• EXERCISE INSTRUCTIONS: Copy all lines below exactly as written. Leave pictures out.

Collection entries
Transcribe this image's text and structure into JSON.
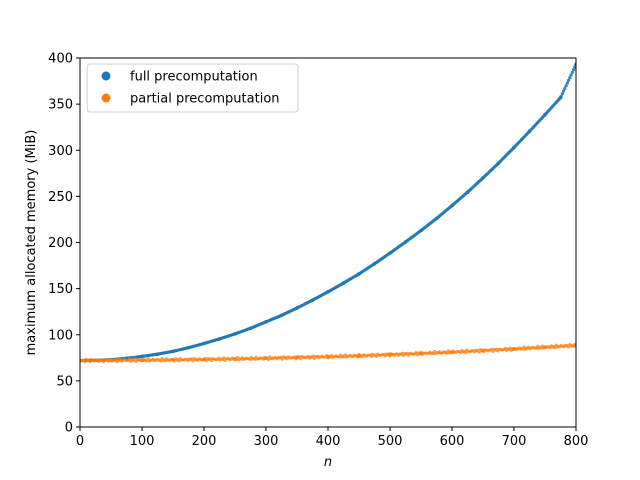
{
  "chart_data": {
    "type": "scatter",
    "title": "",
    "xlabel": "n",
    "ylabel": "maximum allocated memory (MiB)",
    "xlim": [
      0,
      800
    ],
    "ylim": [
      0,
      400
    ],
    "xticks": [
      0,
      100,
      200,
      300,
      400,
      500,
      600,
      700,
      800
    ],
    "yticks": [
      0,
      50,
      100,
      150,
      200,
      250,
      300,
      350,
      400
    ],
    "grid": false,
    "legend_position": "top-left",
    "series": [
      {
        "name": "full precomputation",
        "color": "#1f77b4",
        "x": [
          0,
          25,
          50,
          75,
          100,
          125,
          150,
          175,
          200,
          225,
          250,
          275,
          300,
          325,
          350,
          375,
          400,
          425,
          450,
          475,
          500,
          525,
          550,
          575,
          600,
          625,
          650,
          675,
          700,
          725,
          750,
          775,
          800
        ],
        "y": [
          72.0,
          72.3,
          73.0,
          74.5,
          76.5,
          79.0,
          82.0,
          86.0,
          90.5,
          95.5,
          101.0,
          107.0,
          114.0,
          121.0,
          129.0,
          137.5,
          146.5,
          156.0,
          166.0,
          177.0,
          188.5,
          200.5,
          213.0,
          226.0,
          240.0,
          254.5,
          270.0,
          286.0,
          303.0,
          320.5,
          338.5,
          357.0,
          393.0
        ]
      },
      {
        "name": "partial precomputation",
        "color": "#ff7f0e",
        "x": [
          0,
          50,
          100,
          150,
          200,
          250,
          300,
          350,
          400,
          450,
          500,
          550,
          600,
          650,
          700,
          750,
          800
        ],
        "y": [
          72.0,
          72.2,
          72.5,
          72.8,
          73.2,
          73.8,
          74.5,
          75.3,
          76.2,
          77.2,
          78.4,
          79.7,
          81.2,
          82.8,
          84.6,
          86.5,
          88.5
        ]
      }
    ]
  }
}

• SOLUTION:
Transcribe this image's text and structure into JSON.
{
  "chart_data": {
    "type": "scatter",
    "title": "",
    "xlabel": "n",
    "ylabel": "maximum allocated memory (MiB)",
    "xlim": [
      0,
      800
    ],
    "ylim": [
      0,
      400
    ],
    "xticks": [
      0,
      100,
      200,
      300,
      400,
      500,
      600,
      700,
      800
    ],
    "yticks": [
      0,
      50,
      100,
      150,
      200,
      250,
      300,
      350,
      400
    ],
    "grid": false,
    "legend_position": "top-left",
    "series": [
      {
        "name": "full precomputation",
        "color": "#1f77b4",
        "x": [
          0,
          25,
          50,
          75,
          100,
          125,
          150,
          175,
          200,
          225,
          250,
          275,
          300,
          325,
          350,
          375,
          400,
          425,
          450,
          475,
          500,
          525,
          550,
          575,
          600,
          625,
          650,
          675,
          700,
          725,
          750,
          775,
          800
        ],
        "y": [
          72.0,
          72.3,
          73.0,
          74.5,
          76.5,
          79.0,
          82.0,
          86.0,
          90.5,
          95.5,
          101.0,
          107.0,
          114.0,
          121.0,
          129.0,
          137.5,
          146.5,
          156.0,
          166.0,
          177.0,
          188.5,
          200.5,
          213.0,
          226.0,
          240.0,
          254.5,
          270.0,
          286.0,
          303.0,
          320.5,
          338.5,
          357.0,
          393.0
        ]
      },
      {
        "name": "partial precomputation",
        "color": "#ff7f0e",
        "x": [
          0,
          50,
          100,
          150,
          200,
          250,
          300,
          350,
          400,
          450,
          500,
          550,
          600,
          650,
          700,
          750,
          800
        ],
        "y": [
          72.0,
          72.2,
          72.5,
          72.8,
          73.2,
          73.8,
          74.5,
          75.3,
          76.2,
          77.2,
          78.4,
          79.7,
          81.2,
          82.8,
          84.6,
          86.5,
          88.5
        ]
      }
    ]
  }
}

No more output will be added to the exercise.